Dataset entries on figures:
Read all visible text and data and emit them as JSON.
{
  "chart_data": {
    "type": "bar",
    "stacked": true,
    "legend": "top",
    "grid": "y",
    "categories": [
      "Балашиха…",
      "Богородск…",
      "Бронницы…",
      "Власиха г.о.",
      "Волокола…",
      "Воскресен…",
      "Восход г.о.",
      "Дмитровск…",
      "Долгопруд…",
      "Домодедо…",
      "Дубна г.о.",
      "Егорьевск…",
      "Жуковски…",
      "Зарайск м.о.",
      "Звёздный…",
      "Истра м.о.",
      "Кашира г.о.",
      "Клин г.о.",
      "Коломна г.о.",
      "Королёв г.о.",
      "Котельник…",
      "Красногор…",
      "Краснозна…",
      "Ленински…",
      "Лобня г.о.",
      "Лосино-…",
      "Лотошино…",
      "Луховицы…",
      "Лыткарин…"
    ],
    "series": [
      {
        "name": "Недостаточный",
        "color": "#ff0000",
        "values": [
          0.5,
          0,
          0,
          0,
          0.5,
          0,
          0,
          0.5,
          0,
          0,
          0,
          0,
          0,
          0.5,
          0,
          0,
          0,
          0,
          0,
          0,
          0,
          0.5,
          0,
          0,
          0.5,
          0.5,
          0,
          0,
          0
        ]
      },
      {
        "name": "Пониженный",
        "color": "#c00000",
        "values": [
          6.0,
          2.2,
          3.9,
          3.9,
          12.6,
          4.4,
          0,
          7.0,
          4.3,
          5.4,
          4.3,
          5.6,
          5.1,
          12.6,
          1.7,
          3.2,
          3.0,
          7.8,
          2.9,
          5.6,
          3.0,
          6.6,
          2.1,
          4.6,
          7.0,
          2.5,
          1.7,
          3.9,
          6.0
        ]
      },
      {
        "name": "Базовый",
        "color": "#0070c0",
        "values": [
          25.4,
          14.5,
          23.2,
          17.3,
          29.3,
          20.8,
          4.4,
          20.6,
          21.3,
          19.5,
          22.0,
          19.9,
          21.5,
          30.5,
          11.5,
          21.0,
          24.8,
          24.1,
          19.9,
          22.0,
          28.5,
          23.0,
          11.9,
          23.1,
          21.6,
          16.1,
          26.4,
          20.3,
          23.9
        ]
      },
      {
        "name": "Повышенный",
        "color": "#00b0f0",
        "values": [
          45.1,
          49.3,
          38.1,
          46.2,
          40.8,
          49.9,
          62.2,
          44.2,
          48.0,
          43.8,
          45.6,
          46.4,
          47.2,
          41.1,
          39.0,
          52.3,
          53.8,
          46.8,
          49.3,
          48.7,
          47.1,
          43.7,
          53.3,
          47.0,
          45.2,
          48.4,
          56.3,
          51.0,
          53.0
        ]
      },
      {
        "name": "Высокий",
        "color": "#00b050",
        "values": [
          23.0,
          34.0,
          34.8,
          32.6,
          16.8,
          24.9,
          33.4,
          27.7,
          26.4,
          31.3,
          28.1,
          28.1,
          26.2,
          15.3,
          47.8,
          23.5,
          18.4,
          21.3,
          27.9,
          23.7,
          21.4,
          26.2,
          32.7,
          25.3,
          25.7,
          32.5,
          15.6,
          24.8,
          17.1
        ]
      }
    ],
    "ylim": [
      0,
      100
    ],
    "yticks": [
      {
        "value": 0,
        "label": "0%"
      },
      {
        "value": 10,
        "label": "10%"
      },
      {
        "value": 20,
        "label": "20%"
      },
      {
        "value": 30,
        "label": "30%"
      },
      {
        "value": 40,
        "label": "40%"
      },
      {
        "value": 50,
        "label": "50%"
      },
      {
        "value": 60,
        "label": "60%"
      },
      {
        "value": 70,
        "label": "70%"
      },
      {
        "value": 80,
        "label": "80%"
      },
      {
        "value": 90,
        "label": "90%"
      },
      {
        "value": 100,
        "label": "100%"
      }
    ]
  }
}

WRITTEN INSTRUCTION> Print all the data exactly.

EXERCISE OUTPUT>
Read all visible text and data and emit them as JSON.
{
  "chart_data": {
    "type": "bar",
    "stacked": true,
    "legend": "top",
    "grid": "y",
    "categories": [
      "Балашиха…",
      "Богородск…",
      "Бронницы…",
      "Власиха г.о.",
      "Волокола…",
      "Воскресен…",
      "Восход г.о.",
      "Дмитровск…",
      "Долгопруд…",
      "Домодедо…",
      "Дубна г.о.",
      "Егорьевск…",
      "Жуковски…",
      "Зарайск м.о.",
      "Звёздный…",
      "Истра м.о.",
      "Кашира г.о.",
      "Клин г.о.",
      "Коломна г.о.",
      "Королёв г.о.",
      "Котельник…",
      "Красногор…",
      "Краснозна…",
      "Ленински…",
      "Лобня г.о.",
      "Лосино-…",
      "Лотошино…",
      "Луховицы…",
      "Лыткарин…"
    ],
    "series": [
      {
        "name": "Недостаточный",
        "color": "#ff0000",
        "values": [
          0.5,
          0,
          0,
          0,
          0.5,
          0,
          0,
          0.5,
          0,
          0,
          0,
          0,
          0,
          0.5,
          0,
          0,
          0,
          0,
          0,
          0,
          0,
          0.5,
          0,
          0,
          0.5,
          0.5,
          0,
          0,
          0
        ]
      },
      {
        "name": "Пониженный",
        "color": "#c00000",
        "values": [
          6.0,
          2.2,
          3.9,
          3.9,
          12.6,
          4.4,
          0,
          7.0,
          4.3,
          5.4,
          4.3,
          5.6,
          5.1,
          12.6,
          1.7,
          3.2,
          3.0,
          7.8,
          2.9,
          5.6,
          3.0,
          6.6,
          2.1,
          4.6,
          7.0,
          2.5,
          1.7,
          3.9,
          6.0
        ]
      },
      {
        "name": "Базовый",
        "color": "#0070c0",
        "values": [
          25.4,
          14.5,
          23.2,
          17.3,
          29.3,
          20.8,
          4.4,
          20.6,
          21.3,
          19.5,
          22.0,
          19.9,
          21.5,
          30.5,
          11.5,
          21.0,
          24.8,
          24.1,
          19.9,
          22.0,
          28.5,
          23.0,
          11.9,
          23.1,
          21.6,
          16.1,
          26.4,
          20.3,
          23.9
        ]
      },
      {
        "name": "Повышенный",
        "color": "#00b0f0",
        "values": [
          45.1,
          49.3,
          38.1,
          46.2,
          40.8,
          49.9,
          62.2,
          44.2,
          48.0,
          43.8,
          45.6,
          46.4,
          47.2,
          41.1,
          39.0,
          52.3,
          53.8,
          46.8,
          49.3,
          48.7,
          47.1,
          43.7,
          53.3,
          47.0,
          45.2,
          48.4,
          56.3,
          51.0,
          53.0
        ]
      },
      {
        "name": "Высокий",
        "color": "#00b050",
        "values": [
          23.0,
          34.0,
          34.8,
          32.6,
          16.8,
          24.9,
          33.4,
          27.7,
          26.4,
          31.3,
          28.1,
          28.1,
          26.2,
          15.3,
          47.8,
          23.5,
          18.4,
          21.3,
          27.9,
          23.7,
          21.4,
          26.2,
          32.7,
          25.3,
          25.7,
          32.5,
          15.6,
          24.8,
          17.1
        ]
      }
    ],
    "ylim": [
      0,
      100
    ],
    "yticks": [
      {
        "value": 0,
        "label": "0%"
      },
      {
        "value": 10,
        "label": "10%"
      },
      {
        "value": 20,
        "label": "20%"
      },
      {
        "value": 30,
        "label": "30%"
      },
      {
        "value": 40,
        "label": "40%"
      },
      {
        "value": 50,
        "label": "50%"
      },
      {
        "value": 60,
        "label": "60%"
      },
      {
        "value": 70,
        "label": "70%"
      },
      {
        "value": 80,
        "label": "80%"
      },
      {
        "value": 90,
        "label": "90%"
      },
      {
        "value": 100,
        "label": "100%"
      }
    ]
  }
}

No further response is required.